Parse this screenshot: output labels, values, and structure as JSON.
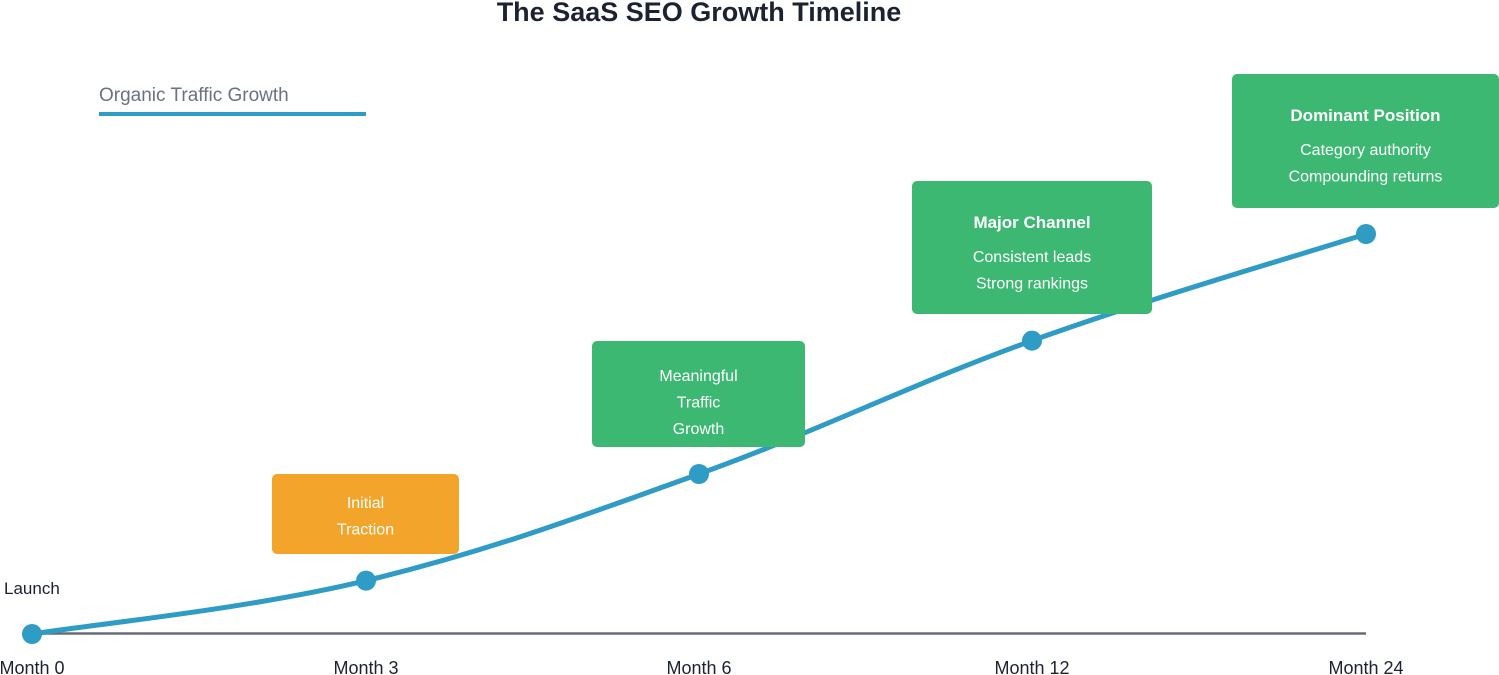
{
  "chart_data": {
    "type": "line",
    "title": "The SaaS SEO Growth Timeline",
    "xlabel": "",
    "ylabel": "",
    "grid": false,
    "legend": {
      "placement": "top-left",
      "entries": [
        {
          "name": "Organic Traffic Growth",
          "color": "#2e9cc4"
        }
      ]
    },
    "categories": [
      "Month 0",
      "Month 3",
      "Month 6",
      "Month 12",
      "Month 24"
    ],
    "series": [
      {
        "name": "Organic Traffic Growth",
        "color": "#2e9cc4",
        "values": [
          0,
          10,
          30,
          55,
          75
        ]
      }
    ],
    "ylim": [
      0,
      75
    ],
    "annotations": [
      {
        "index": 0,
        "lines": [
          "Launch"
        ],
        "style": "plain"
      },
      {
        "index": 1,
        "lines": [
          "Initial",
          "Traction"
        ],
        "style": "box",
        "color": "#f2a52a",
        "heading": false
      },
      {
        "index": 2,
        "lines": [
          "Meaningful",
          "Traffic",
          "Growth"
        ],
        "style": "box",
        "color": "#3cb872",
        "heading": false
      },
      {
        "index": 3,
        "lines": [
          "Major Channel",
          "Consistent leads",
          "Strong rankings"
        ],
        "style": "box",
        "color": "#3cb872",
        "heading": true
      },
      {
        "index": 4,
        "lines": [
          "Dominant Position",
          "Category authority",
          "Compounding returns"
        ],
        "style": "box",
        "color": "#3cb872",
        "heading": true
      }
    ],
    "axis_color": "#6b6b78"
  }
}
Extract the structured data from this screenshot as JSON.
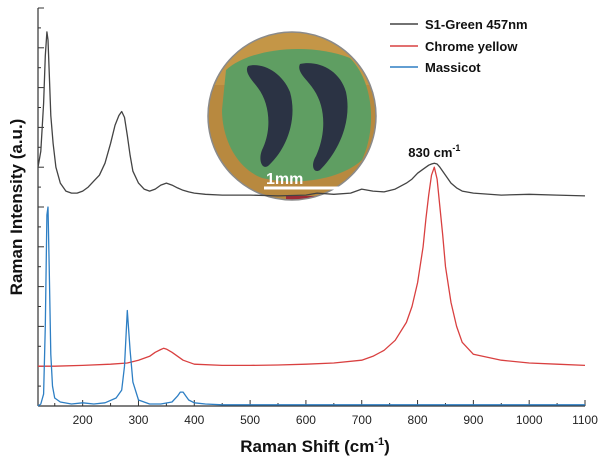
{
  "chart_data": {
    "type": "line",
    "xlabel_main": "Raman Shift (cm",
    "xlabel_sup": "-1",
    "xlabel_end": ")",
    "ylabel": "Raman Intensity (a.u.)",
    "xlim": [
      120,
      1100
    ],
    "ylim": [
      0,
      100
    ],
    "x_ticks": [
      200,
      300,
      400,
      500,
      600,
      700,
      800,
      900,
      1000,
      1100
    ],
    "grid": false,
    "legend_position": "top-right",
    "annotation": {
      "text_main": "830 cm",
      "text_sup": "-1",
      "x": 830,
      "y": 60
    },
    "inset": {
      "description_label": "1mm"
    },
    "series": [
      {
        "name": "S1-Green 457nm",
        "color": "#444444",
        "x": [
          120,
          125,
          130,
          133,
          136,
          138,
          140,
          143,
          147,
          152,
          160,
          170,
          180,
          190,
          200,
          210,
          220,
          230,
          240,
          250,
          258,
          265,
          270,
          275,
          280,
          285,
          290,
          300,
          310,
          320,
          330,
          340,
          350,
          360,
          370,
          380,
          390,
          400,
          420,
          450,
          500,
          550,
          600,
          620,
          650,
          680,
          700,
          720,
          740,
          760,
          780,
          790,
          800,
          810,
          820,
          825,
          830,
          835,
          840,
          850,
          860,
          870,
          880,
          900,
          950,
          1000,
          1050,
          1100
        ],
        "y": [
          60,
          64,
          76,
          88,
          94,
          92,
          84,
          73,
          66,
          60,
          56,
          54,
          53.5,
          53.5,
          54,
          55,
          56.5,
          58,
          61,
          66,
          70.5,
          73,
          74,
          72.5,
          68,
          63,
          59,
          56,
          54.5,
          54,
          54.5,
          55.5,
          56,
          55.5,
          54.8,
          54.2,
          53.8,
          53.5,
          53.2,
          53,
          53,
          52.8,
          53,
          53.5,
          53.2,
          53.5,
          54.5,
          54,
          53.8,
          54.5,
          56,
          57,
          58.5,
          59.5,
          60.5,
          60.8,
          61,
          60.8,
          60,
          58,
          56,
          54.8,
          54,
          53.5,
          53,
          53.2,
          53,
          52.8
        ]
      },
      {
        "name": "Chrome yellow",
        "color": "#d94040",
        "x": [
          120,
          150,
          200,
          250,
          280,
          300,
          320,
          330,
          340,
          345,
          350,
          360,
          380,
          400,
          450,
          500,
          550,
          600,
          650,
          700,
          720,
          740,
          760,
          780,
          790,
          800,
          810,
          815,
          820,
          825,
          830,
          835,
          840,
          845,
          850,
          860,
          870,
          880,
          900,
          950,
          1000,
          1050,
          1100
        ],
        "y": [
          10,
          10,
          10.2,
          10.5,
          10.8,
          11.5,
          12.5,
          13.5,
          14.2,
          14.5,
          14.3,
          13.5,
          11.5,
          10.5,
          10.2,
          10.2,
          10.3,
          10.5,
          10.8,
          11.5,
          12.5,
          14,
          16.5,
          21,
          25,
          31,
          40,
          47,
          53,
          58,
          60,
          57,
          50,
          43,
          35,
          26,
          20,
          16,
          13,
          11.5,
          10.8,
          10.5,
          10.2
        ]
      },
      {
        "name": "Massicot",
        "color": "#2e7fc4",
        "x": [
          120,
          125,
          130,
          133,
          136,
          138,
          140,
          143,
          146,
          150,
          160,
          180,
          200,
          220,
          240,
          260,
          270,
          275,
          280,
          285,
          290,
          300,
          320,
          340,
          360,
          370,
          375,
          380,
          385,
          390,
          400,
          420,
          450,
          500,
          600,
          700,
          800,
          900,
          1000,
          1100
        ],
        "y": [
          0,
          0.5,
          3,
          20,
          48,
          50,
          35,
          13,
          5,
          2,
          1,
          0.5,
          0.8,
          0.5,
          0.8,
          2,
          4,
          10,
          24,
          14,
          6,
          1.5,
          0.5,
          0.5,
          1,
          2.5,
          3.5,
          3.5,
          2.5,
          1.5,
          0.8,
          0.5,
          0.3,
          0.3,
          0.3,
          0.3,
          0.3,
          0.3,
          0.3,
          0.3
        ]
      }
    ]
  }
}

========

* _Do this_
Using the listing above, show each line holding the string "JSON".

* _Full response_
Parse this screenshot: output labels, values, and structure as JSON.
Extract the structured data from this screenshot as JSON.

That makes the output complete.